## The request
Starting at the line that contains "Output the text content of this document.", write out each line through the end of the data below, exactly as it stands. Skip any pictures.

## Dataset extract
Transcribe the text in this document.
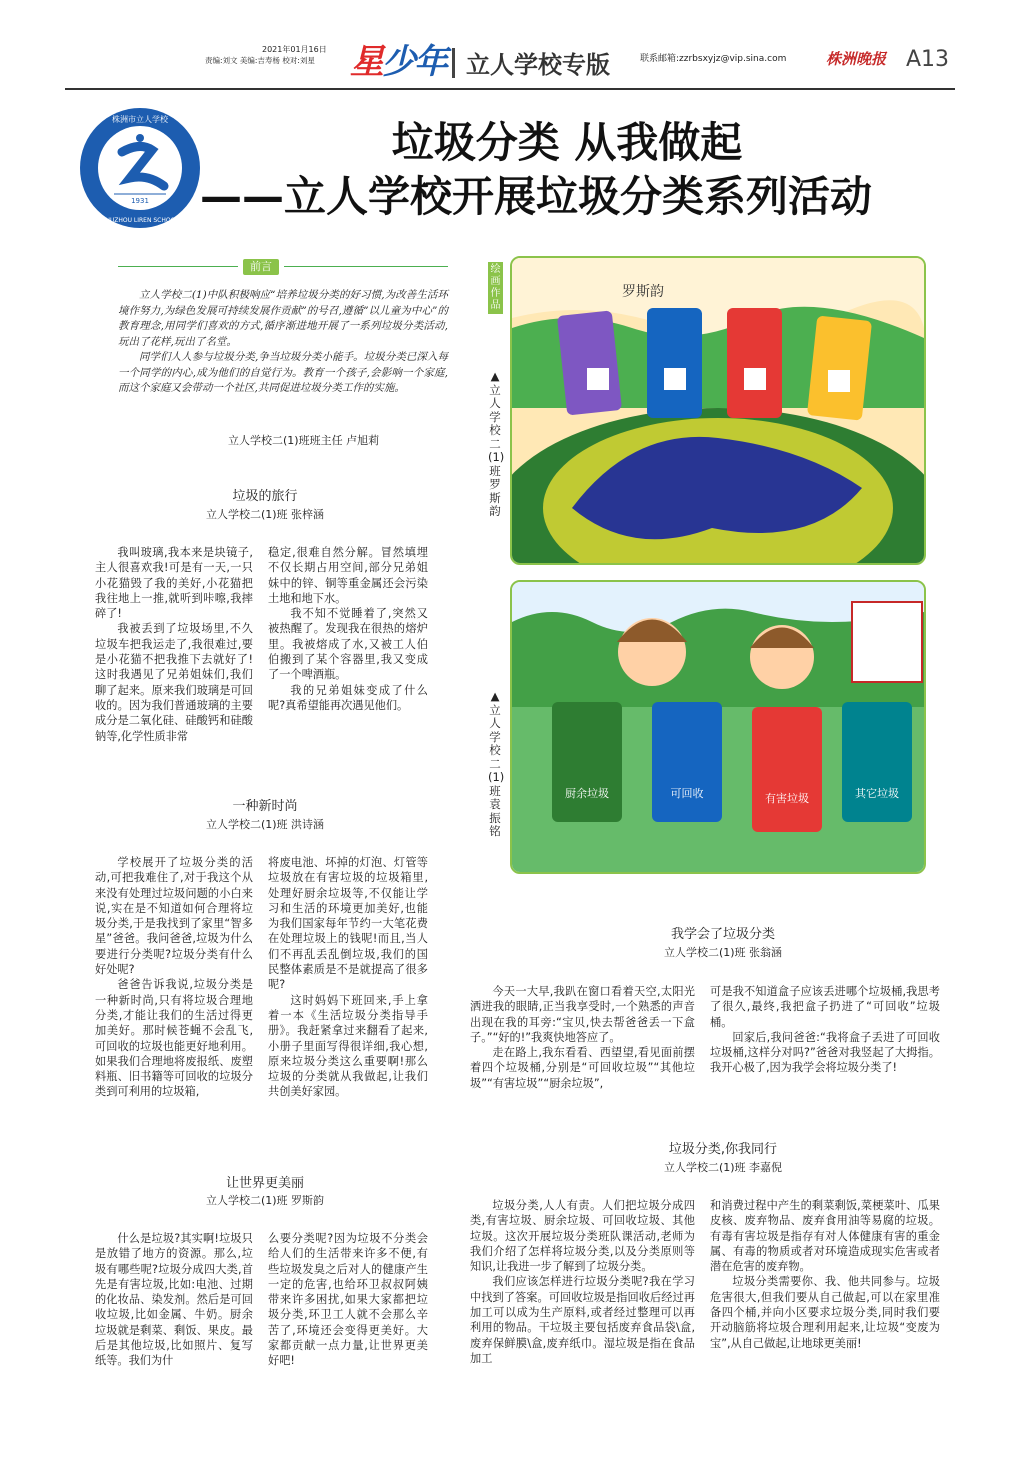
2021年01月16日
责编:刘文 美编:吉寿杨 校对:刘星 星少年 立人学校专版	联系邮箱:zzrbsxyjz@vip.sina.com	株洲晚报 A13
1931
株洲市立人学校
ZHUZHOU LIREN SCHOOL
垃圾分类 从我做起
——立人学校开展垃圾分类系列活动
前言

立人学校二(1)中队积极响应“培养垃圾分类的好习惯,为改善生活环境作努力,为绿色发展可持续发展作贡献”的号召,遵循”以儿童为中心”的教育理念,用同学们喜欢的方式,循序渐进地开展了一系列垃圾分类活动,玩出了花样,玩出了名堂。

同学们人人参与垃圾分类,争当垃圾分类小能手。垃圾分类已深入每一个同学的内心,成为他们的自觉行为。教育一个孩子,会影响一个家庭,而这个家庭又会带动一个社区,共同促进垃圾分类工作的实施。

立人学校二(1)班班主任 卢旭莉
垃圾的旅行
立人学校二(1)班 张梓涵

我叫玻璃,我本来是块镜子,主人很喜欢我!可是有一天,一只小花猫毁了我的美好,小花猫把我往地上一推,就听到咔嚓,我摔碎了!

我被丢到了垃圾场里,不久垃圾车把我运走了,我很难过,要是小花猫不把我推下去就好了!这时我遇见了兄弟姐妹们,我们聊了起来。原来我们玻璃是可回收的。因为我们普通玻璃的主要成分是二氧化硅、硅酸钙和硅酸钠等,化学性质非常

稳定,很难自然分解。冒然填埋不仅长期占用空间,部分兄弟姐妹中的锌、铜等重金属还会污染土地和地下水。

我不知不觉睡着了,突然又被热醒了。发现我在很热的熔炉里。我被熔成了水,又被工人伯伯搬到了某个容器里,我又变成了一个啤酒瓶。

我的兄弟姐妹变成了什么呢?真希望能再次遇见他们。

一种新时尚
立人学校二(1)班 洪诗涵

学校展开了垃圾分类的活动,可把我难住了,对于我这个从来没有处理过垃圾问题的小白来说,实在是不知道如何合理将垃圾分类,于是我找到了家里“智多星”爸爸。我问爸爸,垃圾为什么要进行分类呢?垃圾分类有什么好处呢?

爸爸告诉我说,垃圾分类是一种新时尚,只有将垃圾合理地分类,才能让我们的生活过得更加美好。那时候苍蝇不会乱飞,可回收的垃圾也能更好地利用。如果我们合理地将废报纸、废塑料瓶、旧书籍等可回收的垃圾分类到可利用的垃圾箱,

将废电池、坏掉的灯泡、灯管等垃圾放在有害垃圾的垃圾箱里,处理好厨余垃圾等,不仅能让学习和生活的环境更加美好,也能为我们国家每年节约一大笔花费在处理垃圾上的钱呢!而且,当人们不再乱丢乱倒垃圾,我们的国民整体素质是不是就提高了很多呢?

这时妈妈下班回来,手上拿着一本《生活垃圾分类指导手册》。我赶紧拿过来翻看了起来,小册子里面写得很详细,我心想,原来垃圾分类这么重要啊!那么垃圾的分类就从我做起,让我们共创美好家园。

让世界更美丽
立人学校二(1)班 罗斯韵

什么是垃圾?其实啊!垃圾只是放错了地方的资源。那么,垃圾有哪些呢?垃圾分成四大类,首先是有害垃圾,比如:电池、过期的化妆品、染发剂。然后是可回收垃圾,比如金属、牛奶。厨余垃圾就是剩菜、剩饭、果皮。最后是其他垃圾,比如照片、复写纸等。我们为什

么要分类呢?因为垃圾不分类会给人们的生活带来许多不便,有些垃圾发臭之后对人的健康产生一定的危害,也给环卫叔叔阿姨带来许多困扰,如果大家都把垃圾分类,环卫工人就不会那么辛苦了,环境还会变得更美好。大家都贡献一点力量,让世界更美好吧!

绘画作品
▲立人学校二(1)班 罗斯韵
▲立人学校二(1)班 袁振铭
罗斯韵
厨余垃圾	可回收	有害垃圾	其它垃圾
我学会了垃圾分类
立人学校二(1)班 张翁涵

今天一大早,我趴在窗口看着天空,太阳光洒进我的眼睛,正当我享受时,一个熟悉的声音出现在我的耳旁:“宝贝,快去帮爸爸丢一下盒子。”“好的!”我爽快地答应了。

走在路上,我东看看、西望望,看见面前摆着四个垃圾桶,分别是“可回收垃圾”“其他垃圾”“有害垃圾”“厨余垃圾”,

可是我不知道盒子应该丢进哪个垃圾桶,我思考了很久,最终,我把盒子扔进了“可回收”垃圾桶。

回家后,我问爸爸:“我将盒子丢进了可回收垃圾桶,这样分对吗?”爸爸对我竖起了大拇指。我开心极了,因为我学会将垃圾分类了!

垃圾分类,你我同行
立人学校二(1)班 李嘉倪

垃圾分类,人人有责。人们把垃圾分成四类,有害垃圾、厨余垃圾、可回收垃圾、其他垃圾。这次开展垃圾分类班队课活动,老师为我们介绍了怎样将垃圾分类,以及分类原则等知识,让我进一步了解到了垃圾分类。

我们应该怎样进行垃圾分类呢?我在学习中找到了答案。可回收垃圾是指回收后经过再加工可以成为生产原料,或者经过整理可以再利用的物品。干垃圾主要包括废弃食品袋\盒,废弃保鲜膜\盒,废弃纸巾。湿垃圾是指在食品加工

和消费过程中产生的剩菜剩饭,菜梗菜叶、瓜果皮核、废弃物品、废弃食用油等易腐的垃圾。有毒有害垃圾是指存有对人体健康有害的重金属、有毒的物质或者对环境造成现实危害或者潜在危害的废弃物。

垃圾分类需要你、我、他共同参与。垃圾危害很大,但我们要从自己做起,可以在家里准备四个桶,并向小区要求垃圾分类,同时我们要开动脑筋将垃圾合理利用起来,让垃圾“变废为宝”,从自己做起,让地球更美丽!
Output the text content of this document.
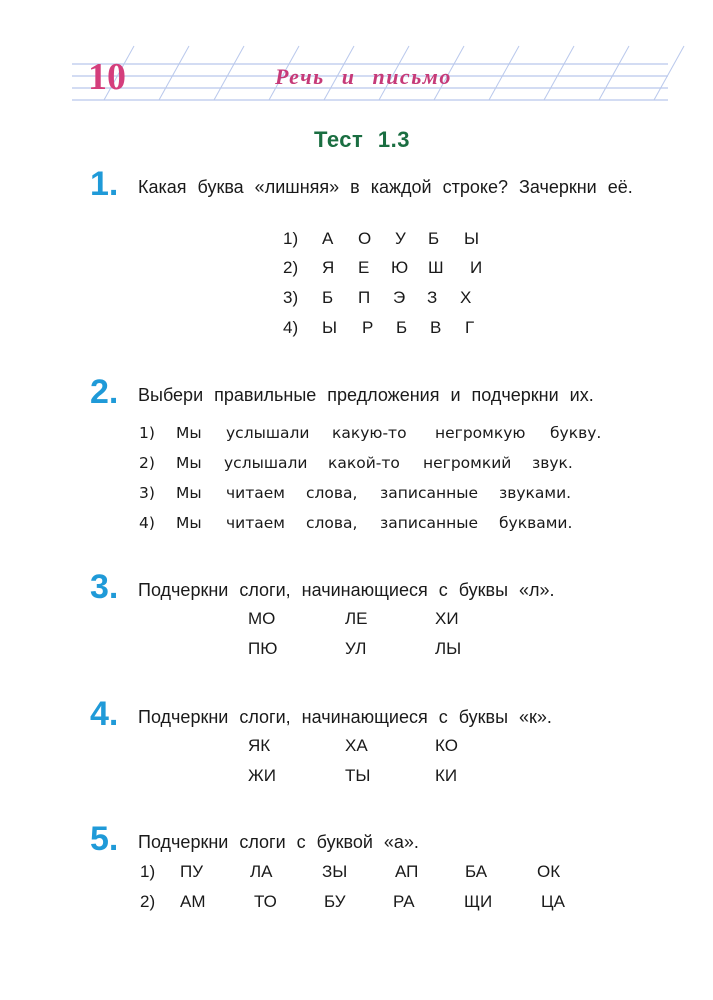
10	Речь и письмо
Тест 1.3
1. Какая буква «лишняя» в каждой строке? Зачеркни её.
1) А О У Б Ы
2) Я Е Ю Ш И
3) Б П Э З Х
4) Ы Р Б В Г
2. Выбери правильные предложения и подчеркни их.
1) Мы услышали какую-то негромкую букву.
2) Мы услышали какой-то негромкий звук.
3) Мы читаем слова, записанные звуками.
4) Мы читаем слова, записанные буквами.
3. Подчеркни слоги, начинающиеся с буквы «л».
МО	ЛЕ	ХИ
ПЮ	УЛ	ЛЫ
4. Подчеркни слоги, начинающиеся с буквы «к».
ЯК	ХА	КО
ЖИ	ТЫ	КИ
5. Подчеркни слоги с буквой «а».
1) ПУ	ЛА	ЗЫ	АП	БА	ОК
2) АМ	ТО	БУ	РА	ЩИ	ЦА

## Correct result
Output the text content of this document.
10	Речь и письмо
Тест 1.3
1. Какая буква «лишняя» в каждой строке? Зачеркни её.
1) А О У Б Ы
2) Я Е Ю Ш И
3) Б П Э З Х
4) Ы Р Б В Г
2. Выбери правильные предложения и подчеркни их.
1) Мы услышали какую-то негромкую букву.
2) Мы услышали какой-то негромкий звук.
3) Мы читаем слова, записанные звуками.
4) Мы читаем слова, записанные буквами.
3. Подчеркни слоги, начинающиеся с буквы «л».
МО	ЛЕ	ХИ
ПЮ	УЛ	ЛЫ
4. Подчеркни слоги, начинающиеся с буквы «к».
ЯК	ХА	КО
ЖИ	ТЫ	КИ
5. Подчеркни слоги с буквой «а».
1) ПУ	ЛА	ЗЫ	АП	БА	ОК
2) АМ	ТО	БУ	РА	ЩИ	ЦА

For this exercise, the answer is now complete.